# Physics Using Geometric Algebra/Relativistic Classical Mechanics/Lorentz transformations

A Lorentz transformation is a linear transformation that maintains the length of paravectors. Lorentz transformations include rotations and boosts as proper Lorentz transformations and reflections and non-orthochronous transformations among the improper Lorentz transformations.

A proper Lorentz transformation can be written in spinorial form as

$p\rightarrow p^\prime = L p L^\dagger,$

where the spinor $L$ is subject to the condition of unimodularity

$L \bar{L} = 1$

In $Cl_3$, the spinor $L$ can be written as the exponential of a biparavector $W$

$L_{{ }_{ }} = e^{W}$

## RotationEdit

If the biparavector $W$ contains only a bivector (complex vector in $Cl_3$), the Lorentz transformations is a rotation in the plane of the bivector

$R = e^{ -i \frac{1}{2} \boldsymbol{\theta} }$

for example, the following expression represents a rotor that applies a rotation angle $\theta$ around the direction $\mathbf{e}_3$ according to the right hand rule

$R = e^{-\frac{\theta}{2} \mathbf{e}_{12}}=e^{ -i \frac{\theta}{2} \mathbf{e}_3 },$

applying this rotor to the unit vector along $\mathbf{e}_1$ gives the expected result

$\mathbf{e}_1 \rightarrow e^{ -i \frac{\theta}{2} \mathbf{e}_3 } \mathbf{e}_1 e^{ i \frac{\theta}{2} \mathbf{e}_3 } = \mathbf{e}_1 e^{ i \frac{\theta}{2} \mathbf{e}_3 }e^{ i \frac{\theta}{2} \mathbf{e}_3 } = \mathbf{e}_1 e^{ i \theta \mathbf{e}_3 } = \mathbf{e}_1 ( \cos(\theta) + i \mathbf{e}_3 \sin(\theta) ) = \mathbf{e}_1 \cos(\theta) + \mathbf{e}_2 \sin(\theta)$

The rotor $R$ has two fundamental properties. It is said to be unimodular and unitary, such that

• Unimodular: $R \bar{R} = 1$
• Unitary: $RR^\dagger = 1$

In the case of rotors, the bar conjugation and the reversion have the same effect

$\bar{R} = R^\dagger.$

## BoostEdit

If the biparavector $W$ contains only a real vector, the Lorentz transformation is a boost along the direction of the respective vector

$R = e^{ \frac{1}{2}\boldsymbol{\eta} }$

for example, the following expression represents a boost along the $\mathbf{e}_3$ direction

$B = e^{ \frac{1}{2} \eta \, \mathbf{e}_3 },$

where the real scalar parameter $\eta$ is the rapidity.

[Entries of layout elements]
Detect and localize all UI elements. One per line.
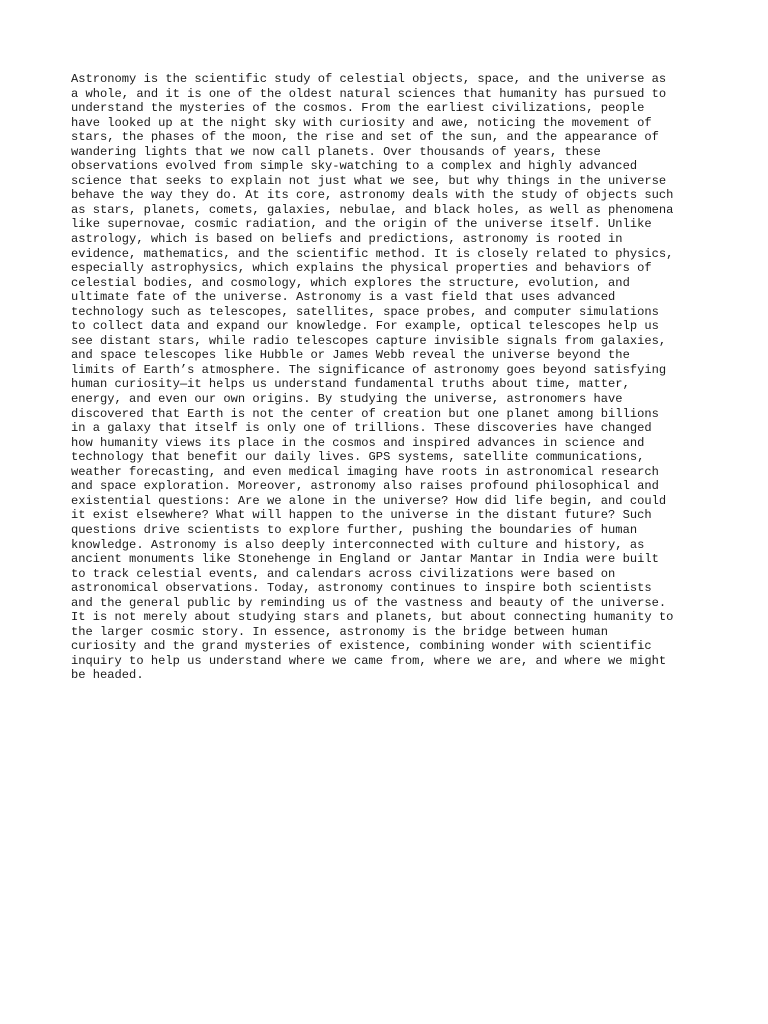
text-line: to collect data and expand our knowledge. For example, optical telescopes help us <box>71 319 659 334</box>
text-line: especially astrophysics, which explains the physical properties and behaviors of <box>71 261 652 276</box>
text-line: technology such as telescopes, satellites, space probes, and computer simulations <box>71 304 659 319</box>
text-line: inquiry to help us understand where we came from, where we are, and where we might <box>71 653 667 668</box>
text-line: human curiosity—it helps us understand fundamental truths about time, matter, <box>71 377 630 392</box>
text-line: see distant stars, while radio telescopes capture invisible signals from galaxies, <box>71 333 667 348</box>
text-line: how humanity views its place in the cosmos and inspired advances in science and <box>71 435 645 450</box>
text-line: curiosity and the grand mysteries of existence, combining wonder with scientific <box>71 639 652 654</box>
text-line: and space telescopes like Hubble or James Webb reveal the universe beyond the <box>71 348 630 363</box>
text-line: in a galaxy that itself is only one of trillions. These discoveries have changed <box>71 421 652 436</box>
text-line: like supernovae, cosmic radiation, and the origin of the universe itself. Unlike <box>71 217 652 232</box>
text-line: wandering lights that we now call planets. Over thousands of years, these <box>71 144 601 159</box>
text-line: understand the mysteries of the cosmos. From the earliest civilizations, people <box>71 101 645 116</box>
text-line: observations evolved from simple sky-watching to a complex and highly advanced <box>71 159 638 174</box>
text-line: questions drive scientists to explore further, pushing the boundaries of human <box>71 522 638 537</box>
text-line: it exist elsewhere? What will happen to the universe in the distant future? Such <box>71 508 652 523</box>
text-line: astrology, which is based on beliefs and predictions, astronomy is rooted in <box>71 232 623 247</box>
text-line: celestial bodies, and cosmology, which explores the structure, evolution, and <box>71 275 630 290</box>
text-line: and space exploration. Moreover, astronomy also raises profound philosophical and <box>71 479 659 494</box>
text-line: science that seeks to explain not just what we see, but why things in the universe <box>71 173 667 188</box>
text-line: the larger cosmic story. In essence, astronomy is the bridge between human <box>71 624 609 639</box>
text-line: It is not merely about studying stars and planets, but about connecting humanity to <box>71 610 674 625</box>
text-line: ultimate fate of the universe. Astronomy is a vast field that uses advanced <box>71 290 616 305</box>
text-line: energy, and even our own origins. By studying the universe, astronomers have <box>71 392 623 407</box>
text-line: knowledge. Astronomy is also deeply interconnected with culture and history, as <box>71 537 645 552</box>
text-line: evidence, mathematics, and the scientific method. It is closely related to physics, <box>71 246 674 261</box>
text-line: ancient monuments like Stonehenge in England or Jantar Mantar in India were built <box>71 552 659 567</box>
text-line: technology that benefit our daily lives. GPS systems, satellite communications, <box>71 450 645 465</box>
text-line: stars, the phases of the moon, the rise and set of the sun, and the appearance of <box>71 130 659 145</box>
text-line: limits of Earth’s atmosphere. The significance of astronomy goes beyond satisfying <box>71 362 667 377</box>
text-line: be headed. <box>71 668 144 683</box>
text-line: weather forecasting, and even medical imaging have roots in astronomical research <box>71 464 659 479</box>
text-line: existential questions: Are we alone in the universe? How did life begin, and could <box>71 493 667 508</box>
text-line: Astronomy is the scientific study of celestial objects, space, and the universe as <box>71 72 667 86</box>
text-line: have looked up at the night sky with curiosity and awe, noticing the movement of <box>71 115 652 130</box>
body-paragraph <box>71 72 711 683</box>
text-line: behave the way they do. At its core, astronomy deals with the study of objects such <box>71 188 674 203</box>
text-line: discovered that Earth is not the center of creation but one planet among billions <box>71 406 659 421</box>
text-line: and the general public by reminding us of the vastness and beauty of the universe. <box>71 595 667 610</box>
text-line: a whole, and it is one of the oldest natural sciences that humanity has pursued to <box>71 86 667 101</box>
text-line: astronomical observations. Today, astronomy continues to inspire both scientists <box>71 581 652 596</box>
text-line: as stars, planets, comets, galaxies, nebulae, and black holes, as well as phenomena <box>71 202 674 217</box>
text-line: to track celestial events, and calendars across civilizations were based on <box>71 566 616 581</box>
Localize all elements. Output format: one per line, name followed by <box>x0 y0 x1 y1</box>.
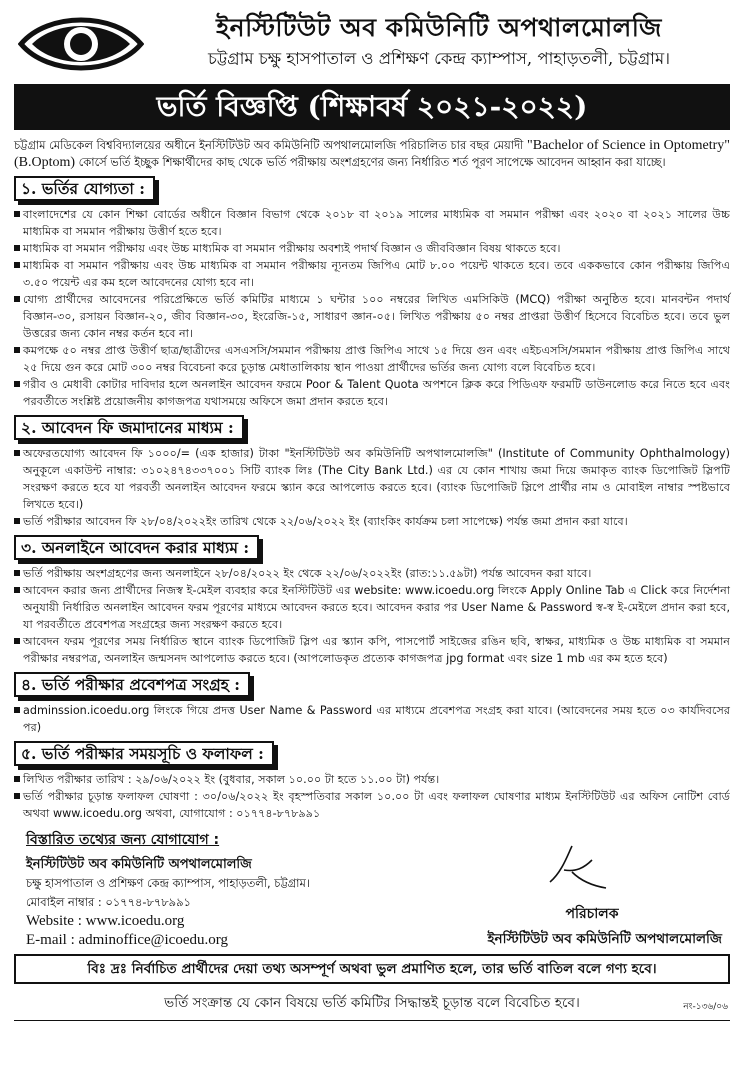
institute-location: চট্টগ্রাম চক্ষু হাসপাতাল ও প্রশিক্ষণ কেন্দ্র ক্যাম্পাস, পাহাড়তলী, চট্টগ্রাম। <box>207 49 671 68</box>
course-name: "Bachelor of Science in Optometry" (B.Optom) <box>14 138 731 170</box>
final-note <box>14 990 730 1016</box>
section-admit-card <box>14 667 730 697</box>
list-item: আবেদন ফরম পূরণের সময় নির্ধারিত স্থানে ব্যাংক ডিপোজিট স্লিপ এর স্ক্যান কপি, পাসপোর্ট সাইজের রঙিন ছবি, স্বাক্ষর, মাধ্যমিক ও উচ্চ মাধ্যমিক বা সমমান পরীক্ষার নম্বরপত্র, অনলাইন জন্মসনদ আপলোড করতে হবে। (আপলোডকৃত প্রত্যেক কাগজপত্র jpg format এবং size 1 mb এর কম হতে হবে) <box>14 633 730 667</box>
section-online-application <box>14 530 730 560</box>
contact-block <box>14 828 730 952</box>
schedule-list <box>14 771 730 822</box>
contact-website: Website : www.icoedu.org <box>26 913 185 929</box>
eligibility-list <box>14 206 730 410</box>
contact-lines <box>26 855 310 950</box>
section-fee <box>14 410 730 440</box>
section-eligibility <box>14 171 730 201</box>
section-schedule-result <box>14 736 730 766</box>
contact-email: E-mail : adminoffice@icoedu.org <box>26 932 228 948</box>
fee-list <box>14 445 730 530</box>
list-item: অফেরতযোগ্য আবেদন ফি ১০০০/= (এক হাজার) টাকা "ইনস্টিটিউট অব কমিউনিটি অপথালমোলজি" (Institute of Community Ophthalmology) অনুকূলে একাউন্ট নাম্বার: ৩১০২৪৭৪৩৩৭০০১ সিটি ব্যাংক লিঃ (The City Bank Ltd.) এর যে কোন শাখায় জমা দিয়ে জমাকৃত ব্যাংক ডিপোজিট স্লিপটি সংরক্ষণ করতে হবে যা পরবর্তী অনলাইন আবেদন ফরমে স্ক্যান করে আপলোড করতে হবে। (ব্যাংক ডিপোজিট স্লিপে প্রার্থীর নাম ও মোবাইল নাম্বার স্পষ্টভাবে লিখতে হবে।) <box>14 445 730 513</box>
list-item: যোগ্য প্রার্থীদের আবেদনের পরিপ্রেক্ষিতে ভর্তি কমিটির মাধ্যমে ১ ঘন্টার ১০০ নম্বরের লিখিত এমসিকিউ (MCQ) পরীক্ষা অনুষ্ঠিত হবে। মানবন্টন পদার্থ বিজ্ঞান-৩০, রসায়ন বিজ্ঞান-২০, জীব বিজ্ঞান-৩০, ইংরেজি-১৫, সাধারণ জ্ঞান-০৫। লিখিত পরীক্ষায় ৫০ নম্বর প্রাপ্তরা উত্তীর্ণ হিসেবে বিবেচিত হবে। তবে ভুল উত্তরের জন্য কোন নম্বর কর্তন হবে না। <box>14 291 730 342</box>
section-heading: ২. আবেদন ফি জমাদানের মাধ্যম : <box>14 415 244 440</box>
list-item: adminssion.icoedu.org লিংকে গিয়ে প্রদত্ত User Name & Password এর মাধ্যমে প্রবেশপত্র সংগ্রহ করা যাবে। (আবেদনের সময় হতে ০৩ কার্যদিবসের পর) <box>14 702 730 736</box>
intro-text-1: চট্টগ্রাম মেডিকেল বিশ্ববিদ্যালয়ের অধীনে ইনস্টিটিউট অব কমিউনিটি অপথালমোলজি পরিচালিত চার বছর মেয়াদী <box>14 138 528 152</box>
director-title: পরিচালক <box>565 906 619 922</box>
institute-name: ইনস্টিটিউট অব কমিউনিটি অপথালমোলজি <box>216 13 662 42</box>
contact-title: বিস্তারিত তথ্যের জন্য যোগাযোগ : <box>26 832 220 848</box>
notice-title: ভর্তি বিজ্ঞপ্তি (শিক্ষাবর্ষ ২০২১-২০২২) <box>14 84 730 130</box>
list-item: ভর্তি পরীক্ষায় অংশগ্রহণের জন্য অনলাইনে ২৮/০৪/২০২২ ইং থেকে ২২/০৬/২০২২ইং (রাত:১১.৫৯টা) পর্যন্ত আবেদন করা যাবে। <box>14 565 730 582</box>
bottom-rule <box>14 1020 730 1021</box>
director-institute: ইনস্টিটিউট অব কমিউনিটি অপথালমোলজি <box>487 931 722 947</box>
intro-paragraph <box>14 137 730 171</box>
list-item: গরীব ও মেধাবী কোটার দাবিদার হলে অনলাইন আবেদন ফরমে Poor & Talent Quota অপশনে ক্লিক করে পিডিএফ ফরমটি ডাউনলোড করে নিতে হবে এবং পরবর্তীতে সংশ্লিষ্ট প্রয়োজনীয় কাগজপত্র যথাসময়ে অফিসে জমা প্রদান করতে হবে। <box>14 376 730 410</box>
contact-institute: ইনস্টিটিউট অব কমিউনিটি অপথালমোলজি <box>26 857 252 872</box>
signature-block <box>422 828 722 952</box>
note-bar: বিঃ দ্রঃ নির্বাচিত প্রার্থীদের দেয়া তথ্য অসম্পূর্ণ অথবা ভুল প্রমাণিত হলে, তার ভর্তি বাতিল বলে গণ্য হবে। <box>14 954 730 984</box>
admit-card-list <box>14 702 730 736</box>
list-item: মাধ্যমিক বা সমমান পরীক্ষায় এবং উচ্চ মাধ্যমিক বা সমমান পরীক্ষায় ন্যূনতম জিপিএ মোট ৮.০০ পয়েন্ট থাকতে হবে। তবে এককভাবে কোন পরীক্ষায় জিপিএ ৩.৫০ পয়েন্ট এর কম হলে আবেদনের যোগ্য হবে না। <box>14 257 730 291</box>
section-heading: ৫. ভর্তি পরীক্ষার সময়সূচি ও ফলাফল : <box>14 741 274 766</box>
notice-page <box>14 6 730 1062</box>
list-item: আবেদন করার জন্য প্রার্থীদের নিজস্ব ই-মেইল ব্যবহার করে ইনস্টিটিউট এর website: www.icoedu.org লিংকে Apply Online Tab এ Click করে নির্দেশনা অনুযায়ী নির্ধারিত অনলাইন আবেদন ফরম পূরণের মাধ্যমে আবেদন করতে হবে। আবেদন করার পর User Name & Password স্ব-স্ব ই-মেইলে প্রদান করা হবে, যা পরবর্তীতে প্রবেশপত্র সংগ্রহের জন্য সংরক্ষণ করতে হবে। <box>14 582 730 633</box>
reference-number: নং-১৩৬/০৬ <box>683 1002 728 1012</box>
list-item: লিখিত পরীক্ষার তারিখ : ২৯/০৬/২০২২ ইং (বুধবার, সকাল ১০.০০ টা হতে ১১.০০ টা) পর্যন্ত। <box>14 771 730 788</box>
header <box>14 6 730 82</box>
list-item: ভর্তি পরীক্ষার চূড়ান্ত ফলাফল ঘোষণা : ৩০/০৬/২০২২ ইং বৃহস্পতিবার সকাল ১০.০০ টা এবং ফলাফল ঘোষণার মাধ্যম ইনস্টিটিউট এর অফিস নোটিশ বোর্ড অথবা www.icoedu.org অথবা, যোগাযোগ : ০১৭৭৪-৮৭৮৯৯১ <box>14 788 730 822</box>
signature-mark <box>542 842 612 892</box>
final-note-text: ভর্তি সংক্রান্ত যে কোন বিষয়ে ভর্তি কমিটির সিদ্ধান্তই চূড়ান্ত বলে বিবেচিত হবে। <box>164 995 580 1011</box>
section-heading: ৩. অনলাইনে আবেদন করার মাধ্যম : <box>14 535 259 560</box>
section-heading: ১. ভর্তির যোগ্যতা : <box>14 176 155 201</box>
contact-address: চক্ষু হাসপাতাল ও প্রশিক্ষণ কেন্দ্র ক্যাম্পাস, পাহাড়তলী, চট্টগ্রাম। <box>26 876 310 890</box>
list-item: মাধ্যমিক বা সমমান পরীক্ষায় এবং উচ্চ মাধ্যমিক বা সমমান পরীক্ষায় অবশ্যই পদার্থ বিজ্ঞান ও জীববিজ্ঞান বিষয় থাকতে হবে। <box>14 240 730 257</box>
contact-mobile: মোবাইল নাম্বার : ০১৭৭৪-৮৭৮৯৯১ <box>26 895 191 909</box>
online-application-list <box>14 565 730 667</box>
list-item: ভর্তি পরীক্ষার আবেদন ফি ২৮/০৪/২০২২ইং তারিখ থেকে ২২/০৬/২০২২ ইং (ব্যাংকিং কার্যক্রম চলা সাপেক্ষে) পর্যন্ত জমা প্রদান করা যাবে। <box>14 513 730 530</box>
intro-text-2: কোর্সে ভর্তি ইচ্ছুক শিক্ষার্থীদের কাছ থেকে ভর্তি পরীক্ষায় অংশগ্রহণের জন্য নির্ধারিত শর্ত পূরণ সাপেক্ষে আবেদন আহ্বান করা যাচ্ছে। <box>75 155 666 169</box>
eye-logo-icon <box>18 10 144 78</box>
list-item: বাংলাদেশের যে কোন শিক্ষা বোর্ডের অধীনে বিজ্ঞান বিভাগ থেকে ২০১৮ বা ২০১৯ সালের মাধ্যমিক বা সমমান পরীক্ষা এবং ২০২০ বা ২০২১ সালের উচ্চ মাধ্যমিক বা সমমান পরীক্ষায় উত্তীর্ণ হতে হবে। <box>14 206 730 240</box>
section-heading: ৪. ভর্তি পরীক্ষার প্রবেশপত্র সংগ্রহ : <box>14 672 250 697</box>
list-item: কমপক্ষে ৫০ নম্বর প্রাপ্ত উত্তীর্ণ ছাত্র/ছাত্রীদের এসএসসি/সমমান পরীক্ষায় প্রাপ্ত জিপিএ সাথে ১৫ দিয়ে গুন এবং এইচএসসি/সমমান পরীক্ষায় প্রাপ্ত জিপিএ সাথে ২৫ দিয়ে গুন করে মোট ৩০০ নম্বর বিবেচনা করে চূড়ান্ত মেধাতালিকায় স্থান পাওয়া প্রার্থীদের ভর্তির জন্য যোগ্য বলে বিবেচিত হবে। <box>14 342 730 376</box>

### What this task involves
From the page on Lorentz transformations, list each kind of Lorentz transformation named in its opening paragraph, and mark each one as proper or improper. These entries have no connection to the page on Lorentz transformations.

### Answer to the exercise
- Rotations: proper
- Boosts: proper
- Reflections: improper
- Non-orthochronous transformations: improper